### GIVEN PROBLEM
Please reproduce, word for word, the listing lines from the one containing "Text: 171, OLD PARK ROAD, DUDLEY, DY1 3NE (detached" through the one containing "Text: £145,000: £145,000", both ends included.

### Bounding box annotations
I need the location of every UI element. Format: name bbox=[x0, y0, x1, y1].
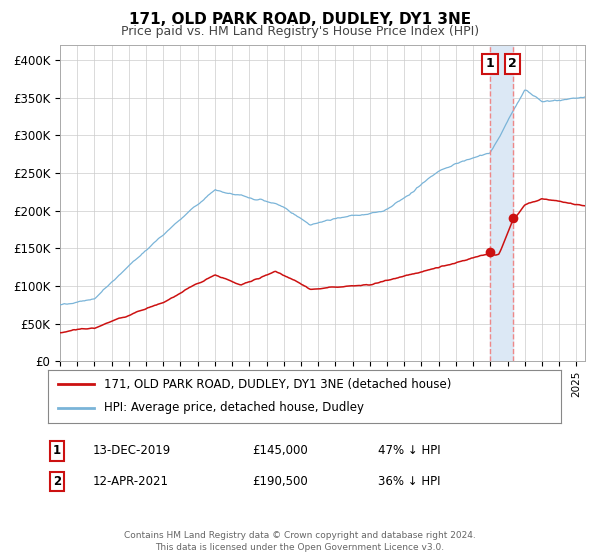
Text: 171, OLD PARK ROAD, DUDLEY, DY1 3NE (detached house): 171, OLD PARK ROAD, DUDLEY, DY1 3NE (det… bbox=[104, 378, 452, 391]
Text: Contains HM Land Registry data © Crown copyright and database right 2024.
This d: Contains HM Land Registry data © Crown c… bbox=[124, 531, 476, 552]
Text: 2: 2 bbox=[53, 475, 61, 488]
Text: 2: 2 bbox=[508, 58, 517, 71]
Text: 1: 1 bbox=[485, 58, 494, 71]
Bar bbox=[490, 45, 512, 361]
Text: £145,000: £145,000 bbox=[252, 444, 308, 458]
Text: 171, OLD PARK ROAD, DUDLEY, DY1 3NE: 171, OLD PARK ROAD, DUDLEY, DY1 3NE bbox=[129, 12, 471, 27]
Text: 13-DEC-2019: 13-DEC-2019 bbox=[93, 444, 171, 458]
Text: 47% ↓ HPI: 47% ↓ HPI bbox=[378, 444, 440, 458]
Text: 12-APR-2021: 12-APR-2021 bbox=[93, 475, 169, 488]
Text: HPI: Average price, detached house, Dudley: HPI: Average price, detached house, Dudl… bbox=[104, 402, 364, 414]
Text: £190,500: £190,500 bbox=[252, 475, 308, 488]
Text: 36% ↓ HPI: 36% ↓ HPI bbox=[378, 475, 440, 488]
Text: 1: 1 bbox=[53, 444, 61, 458]
Text: Price paid vs. HM Land Registry's House Price Index (HPI): Price paid vs. HM Land Registry's House … bbox=[121, 25, 479, 38]
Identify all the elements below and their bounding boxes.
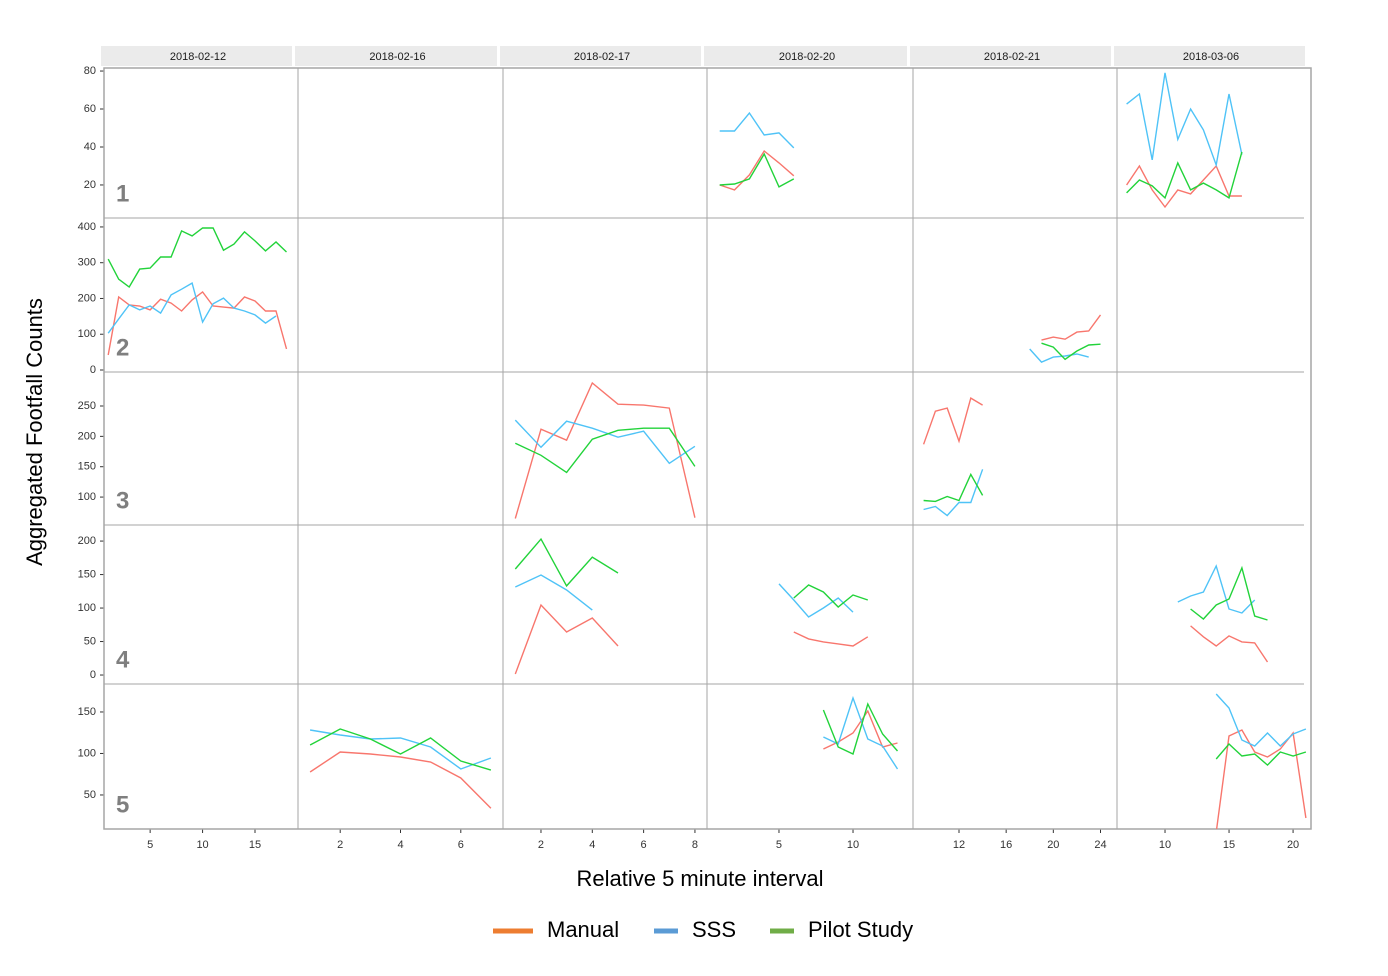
facet-label: 2018-02-17 (574, 51, 630, 63)
y-tick-label: 200 (78, 535, 96, 547)
facet-label: 2018-02-21 (984, 51, 1040, 63)
series-line (778, 583, 854, 618)
facet-strip (295, 46, 497, 66)
y-tick-label: 80 (84, 65, 96, 77)
x-tick-label: 12 (953, 839, 965, 851)
series-line (514, 419, 696, 465)
series-line (822, 702, 899, 755)
series-line (309, 729, 492, 770)
series-line (309, 751, 492, 809)
y-tick-label: 20 (84, 179, 96, 191)
series-line (923, 469, 984, 517)
y-tick-label: 150 (78, 461, 96, 473)
row-label: 3 (116, 487, 129, 514)
series-line (515, 427, 696, 474)
y-tick-label: 100 (78, 602, 96, 614)
row-label: 1 (116, 180, 129, 207)
legend-label: Manual (547, 917, 619, 942)
x-tick-label: 20 (1287, 839, 1299, 851)
series-line (1215, 693, 1307, 747)
y-tick-label: 250 (78, 400, 96, 412)
facet-label: 2018-02-16 (369, 51, 425, 63)
series-line (1041, 342, 1101, 361)
series-line (1126, 151, 1243, 200)
series-line (719, 111, 795, 149)
series-line (922, 397, 983, 445)
series-line (514, 381, 696, 519)
facet-label: 2018-02-12 (170, 51, 226, 63)
legend-label: Pilot Study (808, 917, 913, 942)
series-line (514, 603, 619, 675)
facet-strip (101, 46, 292, 66)
y-tick-label: 100 (78, 747, 96, 759)
plot-frame (103, 67, 1312, 830)
series-line (1215, 742, 1307, 767)
series-line (1177, 564, 1256, 614)
series-line (1126, 164, 1242, 209)
y-tick-label: 50 (84, 635, 96, 647)
x-tick-label: 16 (1000, 839, 1012, 851)
row-label: 2 (116, 334, 129, 361)
series-line (923, 472, 984, 503)
series-line (1190, 565, 1268, 621)
y-tick-label: 100 (78, 491, 96, 503)
series-line (1190, 625, 1269, 663)
y-tick-label: 50 (84, 789, 96, 801)
y-tick-label: 150 (78, 706, 96, 718)
y-tick-label: 40 (84, 141, 96, 153)
x-tick-label: 10 (847, 839, 859, 851)
row-label: 5 (116, 791, 129, 818)
x-tick-label: 15 (1223, 839, 1235, 851)
series-line (1029, 348, 1089, 363)
series-line (719, 149, 795, 191)
series-line (107, 282, 277, 334)
series-line (719, 152, 795, 188)
x-tick-label: 6 (458, 839, 464, 851)
x-axis-title: Relative 5 minute interval (576, 866, 823, 891)
y-tick-label: 400 (78, 221, 96, 233)
x-tick-label: 4 (589, 839, 595, 851)
x-tick-label: 6 (641, 839, 647, 851)
x-tick-label: 10 (1159, 839, 1171, 851)
facet-label: 2018-03-06 (1183, 51, 1239, 63)
y-tick-label: 100 (78, 328, 96, 340)
x-tick-label: 4 (397, 839, 403, 851)
x-tick-label: 8 (692, 839, 698, 851)
y-tick-label: 200 (78, 430, 96, 442)
series-line (823, 695, 899, 770)
x-tick-label: 20 (1047, 839, 1059, 851)
facet-strip (910, 46, 1111, 66)
x-tick-label: 24 (1094, 839, 1106, 851)
x-tick-label: 10 (196, 839, 208, 851)
y-axis-title: Aggregated Footfall Counts (22, 298, 47, 566)
y-tick-label: 0 (90, 364, 96, 376)
series-line (309, 728, 492, 771)
x-tick-label: 2 (538, 839, 544, 851)
facet-strip (704, 46, 907, 66)
series-line (107, 227, 287, 289)
y-tick-label: 150 (78, 568, 96, 580)
y-tick-label: 0 (90, 669, 96, 681)
series-line (793, 631, 869, 647)
y-tick-label: 60 (84, 103, 96, 115)
series-line (793, 584, 869, 608)
x-tick-label: 2 (337, 839, 343, 851)
x-tick-label: 15 (249, 839, 261, 851)
y-tick-label: 200 (78, 292, 96, 304)
x-tick-label: 5 (776, 839, 782, 851)
series-line (515, 574, 593, 611)
x-tick-label: 5 (147, 839, 153, 851)
series-line (1126, 72, 1243, 168)
facet-label: 2018-02-20 (779, 51, 835, 63)
series-line (514, 537, 619, 588)
facet-strip (1114, 46, 1305, 66)
legend-label: SSS (692, 917, 736, 942)
series-line (1041, 314, 1102, 341)
series-line (107, 291, 288, 356)
row-label: 4 (116, 646, 130, 673)
facet-strip (500, 46, 701, 66)
y-tick-label: 300 (78, 257, 96, 269)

### RESULT
Text: 171, OLD PARK ROAD, DUDLEY, DY1 3NE (detached house): 171, OLD PARK ROAD, DUDLEY, DY1 3NE (det… bbox=[104, 378, 452, 391]
Text: Contains HM Land Registry data © Crown copyright and database right 2024.
This d: Contains HM Land Registry data © Crown c… bbox=[124, 531, 476, 552]
Text: 2: 2 bbox=[53, 475, 61, 488]
Text: 2: 2 bbox=[508, 58, 517, 71]
Text: 1: 1 bbox=[485, 58, 494, 71]
Bar bbox=[490, 45, 512, 361]
Text: £145,000: £145,000 bbox=[252, 444, 308, 458]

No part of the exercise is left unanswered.